*Task*: Below are records. Copy every line with "post" in it.

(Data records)
(begin)
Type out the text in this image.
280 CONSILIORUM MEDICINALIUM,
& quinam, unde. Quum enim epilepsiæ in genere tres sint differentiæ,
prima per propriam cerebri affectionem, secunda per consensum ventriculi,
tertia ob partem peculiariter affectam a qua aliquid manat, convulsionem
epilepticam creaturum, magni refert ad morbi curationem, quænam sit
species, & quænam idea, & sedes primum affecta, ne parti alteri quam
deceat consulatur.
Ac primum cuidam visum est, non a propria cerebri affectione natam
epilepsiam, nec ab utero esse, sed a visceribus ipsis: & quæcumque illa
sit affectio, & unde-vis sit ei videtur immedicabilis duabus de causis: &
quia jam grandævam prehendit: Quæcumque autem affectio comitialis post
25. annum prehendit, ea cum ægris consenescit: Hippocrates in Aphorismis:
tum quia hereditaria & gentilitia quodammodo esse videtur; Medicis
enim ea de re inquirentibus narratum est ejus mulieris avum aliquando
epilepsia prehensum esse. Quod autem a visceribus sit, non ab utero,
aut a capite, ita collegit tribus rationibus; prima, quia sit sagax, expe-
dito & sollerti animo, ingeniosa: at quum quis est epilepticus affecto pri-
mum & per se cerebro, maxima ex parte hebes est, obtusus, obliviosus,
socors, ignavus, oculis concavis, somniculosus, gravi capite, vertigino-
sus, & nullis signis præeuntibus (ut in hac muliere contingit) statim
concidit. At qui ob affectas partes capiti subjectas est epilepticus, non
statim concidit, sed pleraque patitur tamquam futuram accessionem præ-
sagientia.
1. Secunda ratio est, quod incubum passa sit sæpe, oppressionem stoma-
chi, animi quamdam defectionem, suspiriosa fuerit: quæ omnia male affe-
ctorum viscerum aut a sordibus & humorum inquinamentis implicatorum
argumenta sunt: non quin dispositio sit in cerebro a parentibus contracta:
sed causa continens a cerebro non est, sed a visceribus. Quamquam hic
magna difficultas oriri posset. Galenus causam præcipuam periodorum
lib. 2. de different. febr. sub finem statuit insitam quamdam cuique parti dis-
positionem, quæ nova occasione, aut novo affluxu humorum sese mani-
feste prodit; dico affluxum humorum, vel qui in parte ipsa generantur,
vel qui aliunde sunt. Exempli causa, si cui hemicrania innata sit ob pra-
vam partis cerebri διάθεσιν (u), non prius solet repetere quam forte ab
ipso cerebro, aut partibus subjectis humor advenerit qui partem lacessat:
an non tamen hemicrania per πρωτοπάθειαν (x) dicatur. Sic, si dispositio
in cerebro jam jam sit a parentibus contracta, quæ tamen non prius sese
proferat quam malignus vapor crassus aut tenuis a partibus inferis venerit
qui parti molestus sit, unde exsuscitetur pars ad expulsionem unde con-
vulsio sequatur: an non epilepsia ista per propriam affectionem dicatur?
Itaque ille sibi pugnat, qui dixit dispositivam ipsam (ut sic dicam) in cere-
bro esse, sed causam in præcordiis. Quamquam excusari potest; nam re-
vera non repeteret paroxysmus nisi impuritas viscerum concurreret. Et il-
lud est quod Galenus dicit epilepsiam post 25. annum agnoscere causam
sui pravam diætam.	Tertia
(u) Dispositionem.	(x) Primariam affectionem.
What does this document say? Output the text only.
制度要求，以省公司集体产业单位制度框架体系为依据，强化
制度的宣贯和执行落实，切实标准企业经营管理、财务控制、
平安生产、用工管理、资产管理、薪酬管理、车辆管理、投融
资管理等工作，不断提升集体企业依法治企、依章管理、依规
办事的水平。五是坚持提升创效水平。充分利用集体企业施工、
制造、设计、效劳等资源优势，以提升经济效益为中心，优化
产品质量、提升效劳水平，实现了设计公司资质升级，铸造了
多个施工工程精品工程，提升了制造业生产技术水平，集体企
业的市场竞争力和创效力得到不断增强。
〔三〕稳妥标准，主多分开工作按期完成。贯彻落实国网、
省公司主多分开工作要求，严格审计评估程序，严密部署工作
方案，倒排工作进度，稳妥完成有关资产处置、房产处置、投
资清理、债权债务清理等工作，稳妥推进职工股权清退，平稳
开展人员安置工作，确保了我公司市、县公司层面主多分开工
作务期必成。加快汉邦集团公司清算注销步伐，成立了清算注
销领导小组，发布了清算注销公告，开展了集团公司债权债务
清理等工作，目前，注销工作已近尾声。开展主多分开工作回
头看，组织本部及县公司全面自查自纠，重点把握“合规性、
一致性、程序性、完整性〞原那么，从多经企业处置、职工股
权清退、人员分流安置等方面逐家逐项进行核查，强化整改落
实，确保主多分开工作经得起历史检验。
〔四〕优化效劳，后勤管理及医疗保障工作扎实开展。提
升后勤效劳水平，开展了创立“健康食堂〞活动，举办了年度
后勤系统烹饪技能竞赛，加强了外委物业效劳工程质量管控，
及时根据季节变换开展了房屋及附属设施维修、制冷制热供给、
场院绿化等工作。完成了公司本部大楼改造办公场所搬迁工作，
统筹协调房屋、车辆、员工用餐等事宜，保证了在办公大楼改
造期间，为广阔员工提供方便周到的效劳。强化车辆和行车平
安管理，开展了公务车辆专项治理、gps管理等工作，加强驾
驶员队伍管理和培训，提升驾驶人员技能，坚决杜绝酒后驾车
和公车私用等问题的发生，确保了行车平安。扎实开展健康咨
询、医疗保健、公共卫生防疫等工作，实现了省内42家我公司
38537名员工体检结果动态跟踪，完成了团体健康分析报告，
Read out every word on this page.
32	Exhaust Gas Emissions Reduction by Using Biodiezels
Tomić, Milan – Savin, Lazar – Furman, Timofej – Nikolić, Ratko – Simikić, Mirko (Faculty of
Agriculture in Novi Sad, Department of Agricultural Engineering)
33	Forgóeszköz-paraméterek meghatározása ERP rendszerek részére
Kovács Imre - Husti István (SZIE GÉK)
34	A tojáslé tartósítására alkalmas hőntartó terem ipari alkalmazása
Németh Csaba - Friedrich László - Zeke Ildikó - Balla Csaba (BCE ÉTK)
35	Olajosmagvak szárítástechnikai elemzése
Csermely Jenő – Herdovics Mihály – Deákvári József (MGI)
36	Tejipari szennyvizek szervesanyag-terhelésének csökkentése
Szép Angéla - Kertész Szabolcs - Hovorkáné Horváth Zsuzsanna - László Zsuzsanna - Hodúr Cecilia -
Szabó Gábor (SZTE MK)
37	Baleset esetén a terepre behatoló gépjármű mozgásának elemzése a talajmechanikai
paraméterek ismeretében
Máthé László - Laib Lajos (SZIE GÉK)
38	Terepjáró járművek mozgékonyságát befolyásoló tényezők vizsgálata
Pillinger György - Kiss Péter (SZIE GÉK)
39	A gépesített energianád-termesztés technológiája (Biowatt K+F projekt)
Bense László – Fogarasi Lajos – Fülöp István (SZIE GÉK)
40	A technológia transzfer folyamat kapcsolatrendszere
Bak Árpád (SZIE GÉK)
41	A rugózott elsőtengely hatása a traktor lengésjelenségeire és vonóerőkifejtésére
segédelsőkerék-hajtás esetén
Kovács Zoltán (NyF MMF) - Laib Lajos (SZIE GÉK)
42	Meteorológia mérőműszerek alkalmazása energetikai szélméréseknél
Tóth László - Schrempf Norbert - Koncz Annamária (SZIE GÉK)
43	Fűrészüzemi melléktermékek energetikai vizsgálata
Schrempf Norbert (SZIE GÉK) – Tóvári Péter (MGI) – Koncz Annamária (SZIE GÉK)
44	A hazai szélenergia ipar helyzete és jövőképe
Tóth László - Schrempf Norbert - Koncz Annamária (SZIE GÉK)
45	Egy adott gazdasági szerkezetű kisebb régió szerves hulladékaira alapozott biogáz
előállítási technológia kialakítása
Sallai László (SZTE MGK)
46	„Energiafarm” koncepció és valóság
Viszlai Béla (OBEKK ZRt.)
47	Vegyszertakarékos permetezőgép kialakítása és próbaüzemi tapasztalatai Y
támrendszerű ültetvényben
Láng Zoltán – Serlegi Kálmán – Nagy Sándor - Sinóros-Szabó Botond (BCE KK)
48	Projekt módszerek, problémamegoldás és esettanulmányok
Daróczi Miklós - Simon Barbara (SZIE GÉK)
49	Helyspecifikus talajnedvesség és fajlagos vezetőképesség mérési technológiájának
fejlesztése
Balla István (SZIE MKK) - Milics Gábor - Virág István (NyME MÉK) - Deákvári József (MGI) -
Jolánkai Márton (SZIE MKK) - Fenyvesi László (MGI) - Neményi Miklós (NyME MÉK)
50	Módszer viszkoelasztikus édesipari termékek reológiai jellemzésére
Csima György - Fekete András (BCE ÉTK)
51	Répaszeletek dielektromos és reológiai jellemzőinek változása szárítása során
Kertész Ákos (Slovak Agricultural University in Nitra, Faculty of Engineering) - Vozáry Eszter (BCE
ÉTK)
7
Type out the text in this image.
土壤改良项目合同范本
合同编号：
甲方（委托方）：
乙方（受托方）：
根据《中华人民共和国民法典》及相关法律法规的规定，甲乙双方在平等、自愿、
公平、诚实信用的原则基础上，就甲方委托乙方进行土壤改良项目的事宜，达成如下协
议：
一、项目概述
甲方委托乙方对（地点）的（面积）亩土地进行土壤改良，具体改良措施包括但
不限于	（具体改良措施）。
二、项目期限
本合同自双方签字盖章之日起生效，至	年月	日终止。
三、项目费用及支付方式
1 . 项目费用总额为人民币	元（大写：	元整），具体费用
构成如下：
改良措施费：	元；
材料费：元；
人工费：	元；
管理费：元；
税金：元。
(end)
*The solution*:
quia jam grandævam prehendit: Quæcumque autem affectio comitialis post
lud est quod Galenus dicit epilepsiam post 25. annum agnoscere causam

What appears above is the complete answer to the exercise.